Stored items
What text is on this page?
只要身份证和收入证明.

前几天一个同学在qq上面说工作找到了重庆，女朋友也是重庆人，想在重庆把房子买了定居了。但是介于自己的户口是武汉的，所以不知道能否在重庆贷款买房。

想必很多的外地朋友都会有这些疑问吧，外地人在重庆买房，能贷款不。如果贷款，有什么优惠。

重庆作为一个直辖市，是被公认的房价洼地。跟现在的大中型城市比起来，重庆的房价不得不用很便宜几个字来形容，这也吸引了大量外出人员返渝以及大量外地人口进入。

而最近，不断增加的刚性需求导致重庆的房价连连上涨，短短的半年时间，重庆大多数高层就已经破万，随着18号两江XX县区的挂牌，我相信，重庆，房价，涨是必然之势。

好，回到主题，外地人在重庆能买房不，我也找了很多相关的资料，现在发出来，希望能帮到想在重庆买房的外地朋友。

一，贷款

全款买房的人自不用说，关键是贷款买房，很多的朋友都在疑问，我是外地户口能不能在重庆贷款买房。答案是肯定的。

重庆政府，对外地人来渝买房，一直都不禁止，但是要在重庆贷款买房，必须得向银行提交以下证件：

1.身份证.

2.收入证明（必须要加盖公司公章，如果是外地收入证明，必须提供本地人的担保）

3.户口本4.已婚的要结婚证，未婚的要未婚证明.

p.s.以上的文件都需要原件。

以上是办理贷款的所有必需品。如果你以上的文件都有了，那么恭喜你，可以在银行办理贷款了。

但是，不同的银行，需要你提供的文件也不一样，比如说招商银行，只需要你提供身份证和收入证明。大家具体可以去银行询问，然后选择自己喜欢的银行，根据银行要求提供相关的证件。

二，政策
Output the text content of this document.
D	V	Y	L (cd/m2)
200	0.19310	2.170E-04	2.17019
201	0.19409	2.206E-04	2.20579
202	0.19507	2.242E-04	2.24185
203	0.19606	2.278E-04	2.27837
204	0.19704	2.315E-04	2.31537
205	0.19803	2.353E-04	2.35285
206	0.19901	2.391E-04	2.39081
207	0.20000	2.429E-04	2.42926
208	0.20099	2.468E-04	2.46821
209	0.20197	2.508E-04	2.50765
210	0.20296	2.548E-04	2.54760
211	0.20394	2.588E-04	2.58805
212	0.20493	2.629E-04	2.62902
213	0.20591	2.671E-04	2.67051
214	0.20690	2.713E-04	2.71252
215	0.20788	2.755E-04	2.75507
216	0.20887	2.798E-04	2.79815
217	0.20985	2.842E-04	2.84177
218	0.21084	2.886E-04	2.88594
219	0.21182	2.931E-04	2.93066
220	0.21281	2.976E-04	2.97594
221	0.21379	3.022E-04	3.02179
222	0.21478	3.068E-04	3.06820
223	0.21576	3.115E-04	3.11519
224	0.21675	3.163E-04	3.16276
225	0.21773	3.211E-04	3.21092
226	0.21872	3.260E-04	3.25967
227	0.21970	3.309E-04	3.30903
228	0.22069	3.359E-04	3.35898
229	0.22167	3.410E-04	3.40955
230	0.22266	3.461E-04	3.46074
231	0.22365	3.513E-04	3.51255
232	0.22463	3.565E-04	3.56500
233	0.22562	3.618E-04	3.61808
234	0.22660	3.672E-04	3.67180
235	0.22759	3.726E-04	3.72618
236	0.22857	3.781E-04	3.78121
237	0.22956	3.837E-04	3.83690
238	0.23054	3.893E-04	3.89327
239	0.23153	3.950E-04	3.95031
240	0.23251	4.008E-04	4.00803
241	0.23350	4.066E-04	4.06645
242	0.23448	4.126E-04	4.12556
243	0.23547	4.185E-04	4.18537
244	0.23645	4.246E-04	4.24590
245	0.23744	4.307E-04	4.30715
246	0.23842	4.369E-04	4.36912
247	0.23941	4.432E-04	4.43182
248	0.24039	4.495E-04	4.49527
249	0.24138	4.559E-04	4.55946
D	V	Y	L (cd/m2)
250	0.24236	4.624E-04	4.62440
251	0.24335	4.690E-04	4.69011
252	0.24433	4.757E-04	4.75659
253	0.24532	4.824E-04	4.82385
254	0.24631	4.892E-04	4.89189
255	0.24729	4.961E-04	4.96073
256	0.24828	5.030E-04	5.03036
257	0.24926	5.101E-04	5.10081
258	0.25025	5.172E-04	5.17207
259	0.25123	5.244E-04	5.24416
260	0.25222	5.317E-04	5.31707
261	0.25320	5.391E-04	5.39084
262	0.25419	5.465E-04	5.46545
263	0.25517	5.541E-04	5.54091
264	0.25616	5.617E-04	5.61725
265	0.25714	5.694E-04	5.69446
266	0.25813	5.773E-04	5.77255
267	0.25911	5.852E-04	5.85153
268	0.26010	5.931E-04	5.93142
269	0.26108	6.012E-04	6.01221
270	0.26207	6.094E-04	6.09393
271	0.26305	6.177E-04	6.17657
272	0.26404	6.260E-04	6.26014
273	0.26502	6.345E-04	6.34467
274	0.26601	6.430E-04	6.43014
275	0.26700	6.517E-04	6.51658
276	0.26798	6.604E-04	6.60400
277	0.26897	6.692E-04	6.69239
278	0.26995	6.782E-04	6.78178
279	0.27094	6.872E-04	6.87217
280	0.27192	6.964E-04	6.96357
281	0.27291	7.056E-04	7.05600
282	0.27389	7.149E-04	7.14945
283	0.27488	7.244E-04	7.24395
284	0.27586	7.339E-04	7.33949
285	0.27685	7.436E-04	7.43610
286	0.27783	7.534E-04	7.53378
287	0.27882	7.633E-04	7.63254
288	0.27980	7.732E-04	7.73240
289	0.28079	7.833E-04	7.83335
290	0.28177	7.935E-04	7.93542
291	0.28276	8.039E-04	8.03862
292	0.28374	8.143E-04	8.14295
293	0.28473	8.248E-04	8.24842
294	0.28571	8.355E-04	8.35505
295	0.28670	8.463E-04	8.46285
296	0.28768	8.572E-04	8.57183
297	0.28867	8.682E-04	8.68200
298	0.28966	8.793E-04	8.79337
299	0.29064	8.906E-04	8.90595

Job:
Above are some records. Print them all exactly.

Exercise response:
What text is on this page?
只要身份证和收入证明.

前几天一个同学在qq上面说工作找到了重庆，女朋友也是重庆人，想在重庆把房子买了定居了。但是介于自己的户口是武汉的，所以不知道能否在重庆贷款买房。

想必很多的外地朋友都会有这些疑问吧，外地人在重庆买房，能贷款不。如果贷款，有什么优惠。

重庆作为一个直辖市，是被公认的房价洼地。跟现在的大中型城市比起来，重庆的房价不得不用很便宜几个字来形容，这也吸引了大量外出人员返渝以及大量外地人口进入。

而最近，不断增加的刚性需求导致重庆的房价连连上涨，短短的半年时间，重庆大多数高层就已经破万，随着18号两江XX县区的挂牌，我相信，重庆，房价，涨是必然之势。

好，回到主题，外地人在重庆能买房不，我也找了很多相关的资料，现在发出来，希望能帮到想在重庆买房的外地朋友。

一，贷款

全款买房的人自不用说，关键是贷款买房，很多的朋友都在疑问，我是外地户口能不能在重庆贷款买房。答案是肯定的。

重庆政府，对外地人来渝买房，一直都不禁止，但是要在重庆贷款买房，必须得向银行提交以下证件：

1.身份证.

2.收入证明（必须要加盖公司公章，如果是外地收入证明，必须提供本地人的担保）

3.户口本4.已婚的要结婚证，未婚的要未婚证明.

p.s.以上的文件都需要原件。

以上是办理贷款的所有必需品。如果你以上的文件都有了，那么恭喜你，可以在银行办理贷款了。

但是，不同的银行，需要你提供的文件也不一样，比如说招商银行，只需要你提供身份证和收入证明。大家具体可以去银行询问，然后选择自己喜欢的银行，根据银行要求提供相关的证件。

二，政策
Output the text content of this document.
D	V	Y	L (cd/m2)
200	0.19310	2.170E-04	2.17019
201	0.19409	2.206E-04	2.20579
202	0.19507	2.242E-04	2.24185
203	0.19606	2.278E-04	2.27837
204	0.19704	2.315E-04	2.31537
205	0.19803	2.353E-04	2.35285
206	0.19901	2.391E-04	2.39081
207	0.20000	2.429E-04	2.42926
208	0.20099	2.468E-04	2.46821
209	0.20197	2.508E-04	2.50765
210	0.20296	2.548E-04	2.54760
211	0.20394	2.588E-04	2.58805
212	0.20493	2.629E-04	2.62902
213	0.20591	2.671E-04	2.67051
214	0.20690	2.713E-04	2.71252
215	0.20788	2.755E-04	2.75507
216	0.20887	2.798E-04	2.79815
217	0.20985	2.842E-04	2.84177
218	0.21084	2.886E-04	2.88594
219	0.21182	2.931E-04	2.93066
220	0.21281	2.976E-04	2.97594
221	0.21379	3.022E-04	3.02179
222	0.21478	3.068E-04	3.06820
223	0.21576	3.115E-04	3.11519
224	0.21675	3.163E-04	3.16276
225	0.21773	3.211E-04	3.21092
226	0.21872	3.260E-04	3.25967
227	0.21970	3.309E-04	3.30903
228	0.22069	3.359E-04	3.35898
229	0.22167	3.410E-04	3.40955
230	0.22266	3.461E-04	3.46074
231	0.22365	3.513E-04	3.51255
232	0.22463	3.565E-04	3.56500
233	0.22562	3.618E-04	3.61808
234	0.22660	3.672E-04	3.67180
235	0.22759	3.726E-04	3.72618
236	0.22857	3.781E-04	3.78121
237	0.22956	3.837E-04	3.83690
238	0.23054	3.893E-04	3.89327
239	0.23153	3.950E-04	3.95031
240	0.23251	4.008E-04	4.00803
241	0.23350	4.066E-04	4.06645
242	0.23448	4.126E-04	4.12556
243	0.23547	4.185E-04	4.18537
244	0.23645	4.246E-04	4.24590
245	0.23744	4.307E-04	4.30715
246	0.23842	4.369E-04	4.36912
247	0.23941	4.432E-04	4.43182
248	0.24039	4.495E-04	4.49527
249	0.24138	4.559E-04	4.55946
D	V	Y	L (cd/m2)
250	0.24236	4.624E-04	4.62440
251	0.24335	4.690E-04	4.69011
252	0.24433	4.757E-04	4.75659
253	0.24532	4.824E-04	4.82385
254	0.24631	4.892E-04	4.89189
255	0.24729	4.961E-04	4.96073
256	0.24828	5.030E-04	5.03036
257	0.24926	5.101E-04	5.10081
258	0.25025	5.172E-04	5.17207
259	0.25123	5.244E-04	5.24416
260	0.25222	5.317E-04	5.31707
261	0.25320	5.391E-04	5.39084
262	0.25419	5.465E-04	5.46545
263	0.25517	5.541E-04	5.54091
264	0.25616	5.617E-04	5.61725
265	0.25714	5.694E-04	5.69446
266	0.25813	5.773E-04	5.77255
267	0.25911	5.852E-04	5.85153
268	0.26010	5.931E-04	5.93142
269	0.26108	6.012E-04	6.01221
270	0.26207	6.094E-04	6.09393
271	0.26305	6.177E-04	6.17657
272	0.26404	6.260E-04	6.26014
273	0.26502	6.345E-04	6.34467
274	0.26601	6.430E-04	6.43014
275	0.26700	6.517E-04	6.51658
276	0.26798	6.604E-04	6.60400
277	0.26897	6.692E-04	6.69239
278	0.26995	6.782E-04	6.78178
279	0.27094	6.872E-04	6.87217
280	0.27192	6.964E-04	6.96357
281	0.27291	7.056E-04	7.05600
282	0.27389	7.149E-04	7.14945
283	0.27488	7.244E-04	7.24395
284	0.27586	7.339E-04	7.33949
285	0.27685	7.436E-04	7.43610
286	0.27783	7.534E-04	7.53378
287	0.27882	7.633E-04	7.63254
288	0.27980	7.732E-04	7.73240
289	0.28079	7.833E-04	7.83335
290	0.28177	7.935E-04	7.93542
291	0.28276	8.039E-04	8.03862
292	0.28374	8.143E-04	8.14295
293	0.28473	8.248E-04	8.24842
294	0.28571	8.355E-04	8.35505
295	0.28670	8.463E-04	8.46285
296	0.28768	8.572E-04	8.57183
297	0.28867	8.682E-04	8.68200
298	0.28966	8.793E-04	8.79337
299	0.29064	8.906E-04	8.90595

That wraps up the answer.